TEXTE FOURNI>
►

À l'heure où de nouveaux projets éoliens pointent le bout de leur nez aux Vastres et à Saint-Jean-de-Nay (et il y en aura d'autres, à n'en pas douter), enfilons le costume de Don Quichotte et partons à l'assaut de ces moulins à vent 2.0.
Des grandes marguerites… très polluantes
Il y a d'abord l'argument écologique. Les décideurs de tous bords y sont généralement peu sensibles, le lien viscéral qui nous unit à Dame Nature semblant définitivement perdu. Or, la fabrication de ces mastodontes de métal, comme tous les autres objets high-tech qui peuplent désormais notre quotidien, requiert des "terres rares", des métaux dont l'extraction, souvent dans des pays pauvres, est extrêmement polluante, et dont le recyclage est rendu difficile par la miniaturisation. Rappelons également que chaque éolienne repose sur un socle de béton pesant jusqu'à 2 000 tonnes (un jour, l'Homme respectera aussi les sols).

◄

CONSIGNES>
a) D'après le texte sur les éoliennes, combien peut peser le socle de béton sur lequel repose chaque éolienne ?
b) Relevez toutes les expressions imagées dont se sert le texte sur les éoliennes pour désigner les éoliennes elles-mêmes.
c) Prolongez le texte sur les éoliennes à la suite de sa dernière phrase.

[Enregistrements conservés]
►

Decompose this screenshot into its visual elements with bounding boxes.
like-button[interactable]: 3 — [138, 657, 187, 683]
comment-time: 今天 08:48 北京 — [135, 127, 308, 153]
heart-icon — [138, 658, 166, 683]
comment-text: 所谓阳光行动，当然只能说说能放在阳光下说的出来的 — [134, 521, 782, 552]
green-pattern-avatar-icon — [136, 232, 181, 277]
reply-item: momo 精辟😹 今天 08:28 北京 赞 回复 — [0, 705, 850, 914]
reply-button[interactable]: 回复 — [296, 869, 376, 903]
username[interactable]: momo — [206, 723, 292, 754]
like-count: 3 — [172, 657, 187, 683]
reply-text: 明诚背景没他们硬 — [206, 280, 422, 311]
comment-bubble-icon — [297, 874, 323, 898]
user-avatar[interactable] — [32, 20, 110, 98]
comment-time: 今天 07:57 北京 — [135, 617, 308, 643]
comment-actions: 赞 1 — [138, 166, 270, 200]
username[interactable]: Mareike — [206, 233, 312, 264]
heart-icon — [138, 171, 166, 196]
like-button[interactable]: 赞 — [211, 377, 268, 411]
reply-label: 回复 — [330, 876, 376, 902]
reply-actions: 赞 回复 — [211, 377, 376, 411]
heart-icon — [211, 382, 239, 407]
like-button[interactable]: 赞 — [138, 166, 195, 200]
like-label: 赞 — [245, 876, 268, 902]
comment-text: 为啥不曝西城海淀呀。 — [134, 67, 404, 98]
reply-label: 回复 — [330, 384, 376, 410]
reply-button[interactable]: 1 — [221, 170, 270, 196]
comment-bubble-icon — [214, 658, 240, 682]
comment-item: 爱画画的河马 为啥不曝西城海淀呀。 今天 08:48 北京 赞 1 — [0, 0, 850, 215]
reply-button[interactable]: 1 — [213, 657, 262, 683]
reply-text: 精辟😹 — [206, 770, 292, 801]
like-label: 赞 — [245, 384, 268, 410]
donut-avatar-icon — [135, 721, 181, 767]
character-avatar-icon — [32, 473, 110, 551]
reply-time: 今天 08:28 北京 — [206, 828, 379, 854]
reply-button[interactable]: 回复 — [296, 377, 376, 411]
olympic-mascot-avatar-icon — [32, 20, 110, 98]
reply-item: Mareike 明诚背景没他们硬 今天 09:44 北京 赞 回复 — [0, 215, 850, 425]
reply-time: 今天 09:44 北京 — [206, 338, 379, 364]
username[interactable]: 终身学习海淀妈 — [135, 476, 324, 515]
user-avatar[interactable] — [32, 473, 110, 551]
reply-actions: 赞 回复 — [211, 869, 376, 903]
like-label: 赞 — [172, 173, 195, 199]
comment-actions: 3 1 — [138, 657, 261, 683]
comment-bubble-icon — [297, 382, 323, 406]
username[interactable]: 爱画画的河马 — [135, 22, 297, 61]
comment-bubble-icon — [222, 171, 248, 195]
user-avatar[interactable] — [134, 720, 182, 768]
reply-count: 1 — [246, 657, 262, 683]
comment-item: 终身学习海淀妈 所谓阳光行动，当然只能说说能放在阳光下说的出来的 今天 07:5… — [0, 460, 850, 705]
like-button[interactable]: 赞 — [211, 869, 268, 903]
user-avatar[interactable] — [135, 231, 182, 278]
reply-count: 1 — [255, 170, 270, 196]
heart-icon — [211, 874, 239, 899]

◄

RÉPONSES DANS L'ORDRE>
a) Jusqu'à 2 000 tonnes.

b)
- moulins à vent 2.0
- grandes marguerites
- mastodontes de métal

c)
Industrialisation des paysages
Vient ensuite l'impact visuel. De loin, le Mézenc, scarifié par les éoliennes de Freycenet, n'est plus tout à fait le Mézenc. Un des arguments les plus audibles par les décideurs politiques est d'ailleurs celui du tourisme. Les vacanciers veulent une vraie nature sauvage et font de plus en plus souvent la moue devant l'industrialisation galopante des paysages. Il n'est qu'à voir une ferme moderne (pardon, une "exploitation agricole", le terme "exploitation" étant ici révélateur de notre époque prédatrice) pour en avoir une idée. Les stabulations qui trônent orgueilleusement sur les crêtes du département, visibles à des kilomètres à la ronde, ne sont-elles pas, comme les éoliennes, le pendant campagnard des usines de la ville ?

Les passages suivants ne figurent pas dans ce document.